Check every line for the word "flamingo" and give the number of lines where it occurs, nothing else.
───── PROVIDED RECORDS ─────
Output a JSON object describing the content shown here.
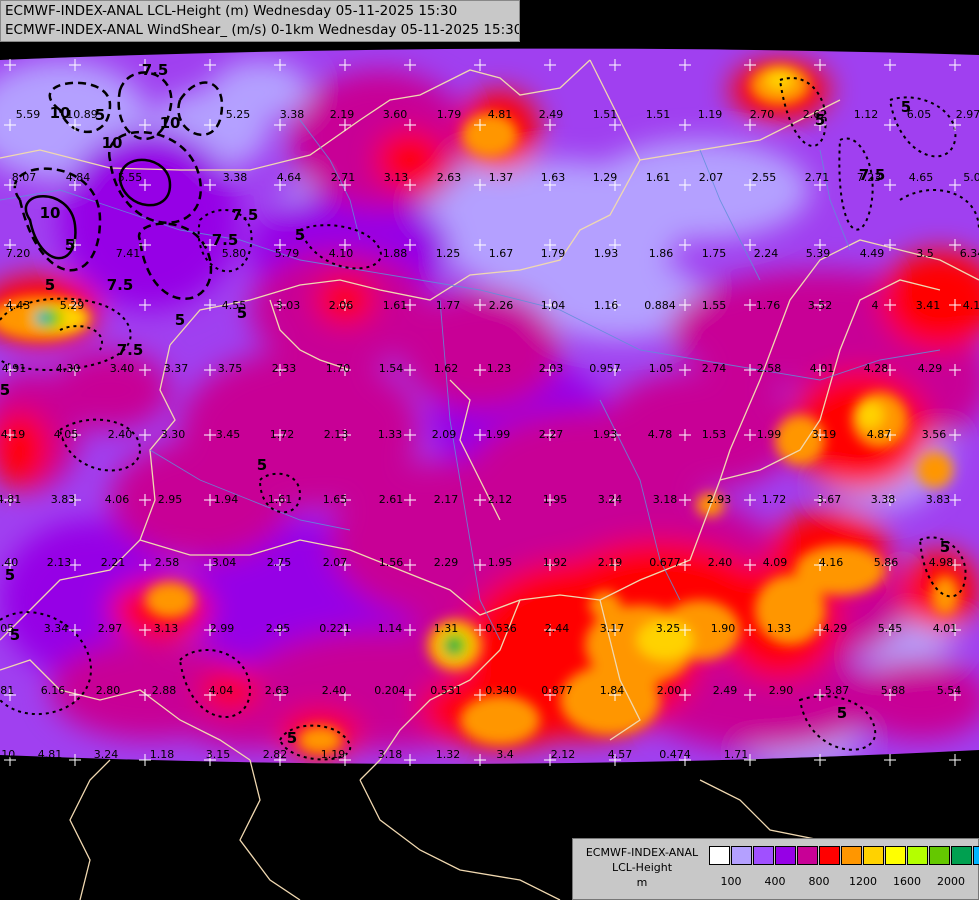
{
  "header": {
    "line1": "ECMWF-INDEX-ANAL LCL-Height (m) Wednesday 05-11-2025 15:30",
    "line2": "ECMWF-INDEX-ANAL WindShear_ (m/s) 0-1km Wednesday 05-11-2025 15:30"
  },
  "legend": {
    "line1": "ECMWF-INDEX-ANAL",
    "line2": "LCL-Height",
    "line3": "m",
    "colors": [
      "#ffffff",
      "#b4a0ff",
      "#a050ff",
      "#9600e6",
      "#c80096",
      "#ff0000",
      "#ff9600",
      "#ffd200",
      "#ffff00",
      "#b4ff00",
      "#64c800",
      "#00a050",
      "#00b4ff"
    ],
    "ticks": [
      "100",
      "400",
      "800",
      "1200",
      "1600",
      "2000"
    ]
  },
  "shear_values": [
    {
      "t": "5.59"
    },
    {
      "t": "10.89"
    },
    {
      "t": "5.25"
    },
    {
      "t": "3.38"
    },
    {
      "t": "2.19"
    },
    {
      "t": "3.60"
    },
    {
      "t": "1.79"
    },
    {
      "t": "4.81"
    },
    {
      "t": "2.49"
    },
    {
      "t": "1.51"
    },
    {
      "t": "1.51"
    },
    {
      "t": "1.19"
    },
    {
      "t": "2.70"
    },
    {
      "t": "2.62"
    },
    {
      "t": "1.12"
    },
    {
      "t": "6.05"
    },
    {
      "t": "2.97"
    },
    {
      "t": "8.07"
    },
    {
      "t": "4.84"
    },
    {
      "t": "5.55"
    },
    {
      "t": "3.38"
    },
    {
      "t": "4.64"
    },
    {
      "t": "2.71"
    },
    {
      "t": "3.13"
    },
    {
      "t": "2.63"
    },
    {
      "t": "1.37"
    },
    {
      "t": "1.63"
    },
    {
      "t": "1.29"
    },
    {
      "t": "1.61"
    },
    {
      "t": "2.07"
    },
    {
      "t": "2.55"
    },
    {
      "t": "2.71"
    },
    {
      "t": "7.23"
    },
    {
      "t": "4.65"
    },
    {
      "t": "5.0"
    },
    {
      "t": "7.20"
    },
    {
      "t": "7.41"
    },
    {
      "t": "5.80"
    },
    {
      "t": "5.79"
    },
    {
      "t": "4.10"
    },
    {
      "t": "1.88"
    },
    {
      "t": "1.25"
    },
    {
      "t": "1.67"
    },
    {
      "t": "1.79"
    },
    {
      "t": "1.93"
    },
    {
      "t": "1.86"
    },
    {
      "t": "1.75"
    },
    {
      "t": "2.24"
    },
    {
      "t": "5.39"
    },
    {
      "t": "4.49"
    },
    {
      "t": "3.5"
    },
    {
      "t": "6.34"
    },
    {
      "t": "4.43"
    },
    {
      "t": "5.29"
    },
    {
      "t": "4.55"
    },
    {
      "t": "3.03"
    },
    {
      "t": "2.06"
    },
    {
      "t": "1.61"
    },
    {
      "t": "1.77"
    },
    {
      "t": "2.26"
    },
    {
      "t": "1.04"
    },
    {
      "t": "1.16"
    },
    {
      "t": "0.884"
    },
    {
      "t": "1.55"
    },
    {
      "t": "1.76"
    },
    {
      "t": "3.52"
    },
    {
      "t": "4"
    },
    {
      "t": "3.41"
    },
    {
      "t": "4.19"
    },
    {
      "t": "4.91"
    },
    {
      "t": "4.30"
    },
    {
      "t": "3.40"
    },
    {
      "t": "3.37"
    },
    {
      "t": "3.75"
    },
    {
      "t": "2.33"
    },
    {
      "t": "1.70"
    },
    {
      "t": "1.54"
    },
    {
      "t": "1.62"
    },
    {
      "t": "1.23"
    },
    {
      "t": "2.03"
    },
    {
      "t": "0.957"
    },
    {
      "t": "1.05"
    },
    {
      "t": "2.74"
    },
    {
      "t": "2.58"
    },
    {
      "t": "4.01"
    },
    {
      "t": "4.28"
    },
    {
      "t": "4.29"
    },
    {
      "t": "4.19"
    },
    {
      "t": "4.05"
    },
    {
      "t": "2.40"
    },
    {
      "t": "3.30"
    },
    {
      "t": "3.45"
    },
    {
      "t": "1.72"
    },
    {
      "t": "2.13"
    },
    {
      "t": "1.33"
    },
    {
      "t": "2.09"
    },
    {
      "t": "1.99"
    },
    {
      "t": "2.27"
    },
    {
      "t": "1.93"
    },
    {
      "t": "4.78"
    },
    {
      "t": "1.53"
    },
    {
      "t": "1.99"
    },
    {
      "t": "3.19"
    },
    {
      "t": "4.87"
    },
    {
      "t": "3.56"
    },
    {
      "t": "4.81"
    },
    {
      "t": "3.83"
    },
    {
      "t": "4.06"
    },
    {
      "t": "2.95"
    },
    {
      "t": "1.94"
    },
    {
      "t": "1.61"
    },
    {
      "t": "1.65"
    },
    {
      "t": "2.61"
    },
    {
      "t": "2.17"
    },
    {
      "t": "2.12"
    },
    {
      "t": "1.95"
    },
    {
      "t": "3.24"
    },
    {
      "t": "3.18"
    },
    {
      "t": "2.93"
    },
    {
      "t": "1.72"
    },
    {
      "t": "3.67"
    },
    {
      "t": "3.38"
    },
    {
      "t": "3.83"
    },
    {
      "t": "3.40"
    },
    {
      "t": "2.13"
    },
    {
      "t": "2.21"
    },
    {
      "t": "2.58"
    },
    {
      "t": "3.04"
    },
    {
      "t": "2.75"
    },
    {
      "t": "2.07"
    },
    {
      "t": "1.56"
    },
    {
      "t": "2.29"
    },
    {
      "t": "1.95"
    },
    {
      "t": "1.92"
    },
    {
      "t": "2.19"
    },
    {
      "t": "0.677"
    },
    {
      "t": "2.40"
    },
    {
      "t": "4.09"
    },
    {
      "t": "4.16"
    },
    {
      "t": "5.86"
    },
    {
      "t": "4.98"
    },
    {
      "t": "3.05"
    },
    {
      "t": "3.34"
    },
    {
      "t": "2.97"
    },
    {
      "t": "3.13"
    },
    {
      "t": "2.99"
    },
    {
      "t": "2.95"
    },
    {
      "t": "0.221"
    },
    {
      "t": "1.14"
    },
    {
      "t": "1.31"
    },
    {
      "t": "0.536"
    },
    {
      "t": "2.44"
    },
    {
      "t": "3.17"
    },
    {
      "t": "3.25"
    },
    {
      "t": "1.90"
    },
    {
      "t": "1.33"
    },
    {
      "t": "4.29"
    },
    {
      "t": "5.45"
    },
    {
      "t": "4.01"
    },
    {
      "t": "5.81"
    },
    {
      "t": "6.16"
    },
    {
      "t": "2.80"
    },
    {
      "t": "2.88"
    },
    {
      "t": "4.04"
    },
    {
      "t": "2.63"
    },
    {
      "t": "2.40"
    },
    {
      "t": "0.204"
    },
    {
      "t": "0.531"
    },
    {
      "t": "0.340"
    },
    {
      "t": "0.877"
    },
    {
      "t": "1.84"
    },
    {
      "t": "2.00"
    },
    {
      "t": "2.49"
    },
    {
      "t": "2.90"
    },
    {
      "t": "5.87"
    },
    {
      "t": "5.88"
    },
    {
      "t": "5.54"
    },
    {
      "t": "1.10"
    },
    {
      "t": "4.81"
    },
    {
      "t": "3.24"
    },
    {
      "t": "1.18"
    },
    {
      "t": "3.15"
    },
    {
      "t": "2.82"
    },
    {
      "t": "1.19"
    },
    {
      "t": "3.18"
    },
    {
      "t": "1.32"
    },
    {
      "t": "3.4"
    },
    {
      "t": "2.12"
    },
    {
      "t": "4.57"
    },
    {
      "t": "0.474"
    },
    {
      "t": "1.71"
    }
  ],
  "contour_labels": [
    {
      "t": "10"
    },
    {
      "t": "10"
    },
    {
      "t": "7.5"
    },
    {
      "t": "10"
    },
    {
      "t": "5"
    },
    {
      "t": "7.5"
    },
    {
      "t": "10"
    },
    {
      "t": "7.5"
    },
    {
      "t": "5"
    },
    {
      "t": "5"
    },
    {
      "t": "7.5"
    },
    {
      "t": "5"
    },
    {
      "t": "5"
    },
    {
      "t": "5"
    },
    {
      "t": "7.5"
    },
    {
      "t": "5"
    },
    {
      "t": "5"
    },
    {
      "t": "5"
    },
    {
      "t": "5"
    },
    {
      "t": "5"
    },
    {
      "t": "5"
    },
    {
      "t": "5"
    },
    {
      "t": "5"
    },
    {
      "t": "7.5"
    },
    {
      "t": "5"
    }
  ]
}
─────
───── PROVIDED RECORDS ─────
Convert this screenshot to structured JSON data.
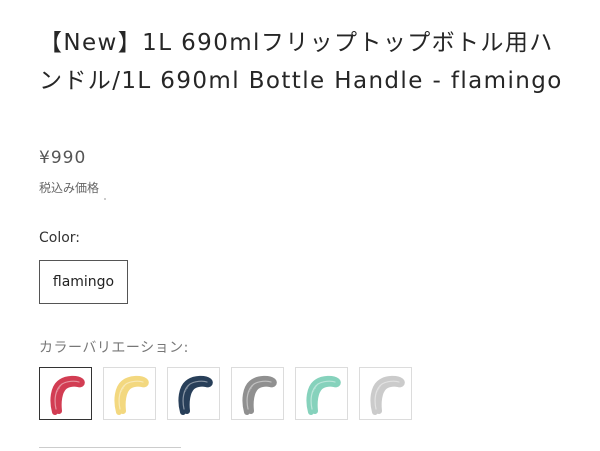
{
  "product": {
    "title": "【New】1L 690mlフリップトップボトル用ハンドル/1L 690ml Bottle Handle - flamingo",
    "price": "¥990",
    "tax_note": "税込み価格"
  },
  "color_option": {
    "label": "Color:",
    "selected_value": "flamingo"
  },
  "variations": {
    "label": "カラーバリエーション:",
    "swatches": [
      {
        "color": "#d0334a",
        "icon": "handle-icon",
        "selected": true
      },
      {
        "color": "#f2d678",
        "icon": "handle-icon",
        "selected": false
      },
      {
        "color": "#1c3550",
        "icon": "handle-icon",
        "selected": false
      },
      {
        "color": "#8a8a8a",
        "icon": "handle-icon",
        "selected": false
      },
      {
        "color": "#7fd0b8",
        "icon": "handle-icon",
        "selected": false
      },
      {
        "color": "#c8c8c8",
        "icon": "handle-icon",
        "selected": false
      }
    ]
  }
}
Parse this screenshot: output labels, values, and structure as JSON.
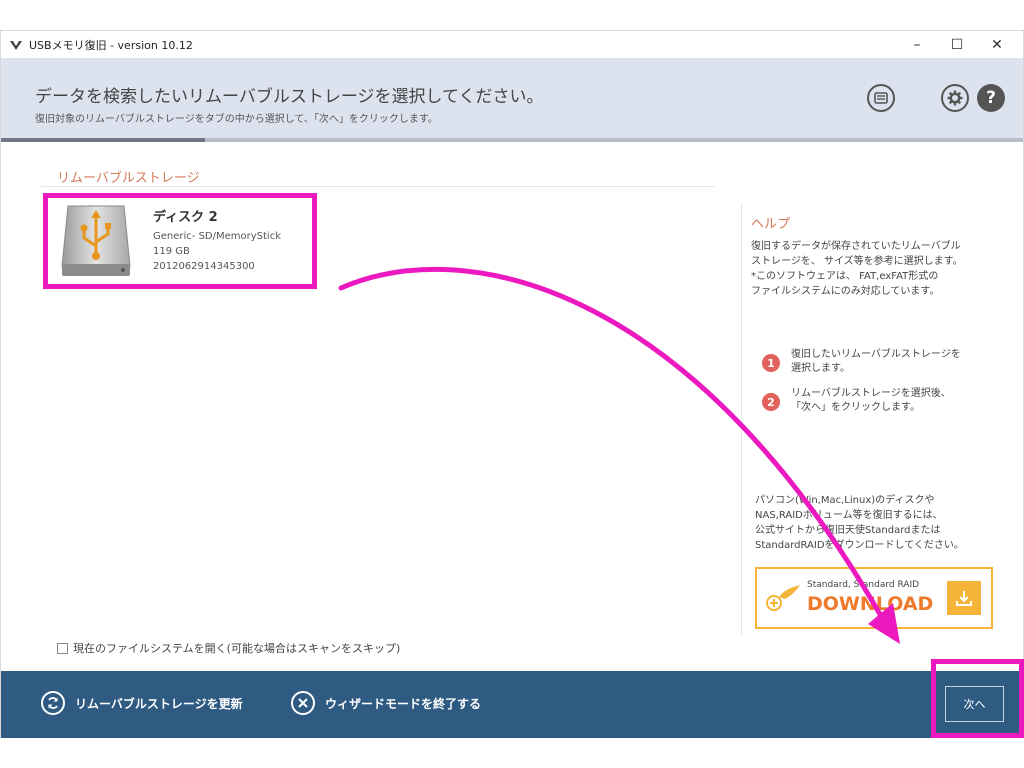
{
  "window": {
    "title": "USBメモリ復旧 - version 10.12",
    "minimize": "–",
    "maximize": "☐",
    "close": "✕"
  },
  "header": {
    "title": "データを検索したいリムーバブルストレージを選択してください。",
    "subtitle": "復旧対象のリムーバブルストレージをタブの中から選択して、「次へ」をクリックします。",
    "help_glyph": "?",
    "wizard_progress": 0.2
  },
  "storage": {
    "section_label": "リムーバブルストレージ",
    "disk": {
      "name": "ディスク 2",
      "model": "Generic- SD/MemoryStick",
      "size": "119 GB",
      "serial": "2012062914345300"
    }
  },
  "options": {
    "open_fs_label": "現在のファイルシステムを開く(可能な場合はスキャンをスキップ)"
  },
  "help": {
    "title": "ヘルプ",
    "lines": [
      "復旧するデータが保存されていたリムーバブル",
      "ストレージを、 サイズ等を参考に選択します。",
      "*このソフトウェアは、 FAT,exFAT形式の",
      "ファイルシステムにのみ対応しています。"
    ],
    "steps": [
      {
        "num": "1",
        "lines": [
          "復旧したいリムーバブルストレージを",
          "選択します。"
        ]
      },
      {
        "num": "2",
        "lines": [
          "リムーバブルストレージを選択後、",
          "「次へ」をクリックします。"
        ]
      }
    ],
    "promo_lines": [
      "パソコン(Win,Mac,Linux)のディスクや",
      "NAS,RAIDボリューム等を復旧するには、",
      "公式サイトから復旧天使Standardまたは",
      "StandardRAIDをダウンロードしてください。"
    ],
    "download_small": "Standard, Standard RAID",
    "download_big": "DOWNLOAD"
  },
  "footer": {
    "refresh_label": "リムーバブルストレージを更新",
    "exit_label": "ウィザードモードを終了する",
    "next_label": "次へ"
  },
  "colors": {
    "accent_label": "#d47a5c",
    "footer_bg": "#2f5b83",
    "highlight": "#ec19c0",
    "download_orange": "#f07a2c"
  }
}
─────
| OUTPUT FOR THIS EXERCISE |
2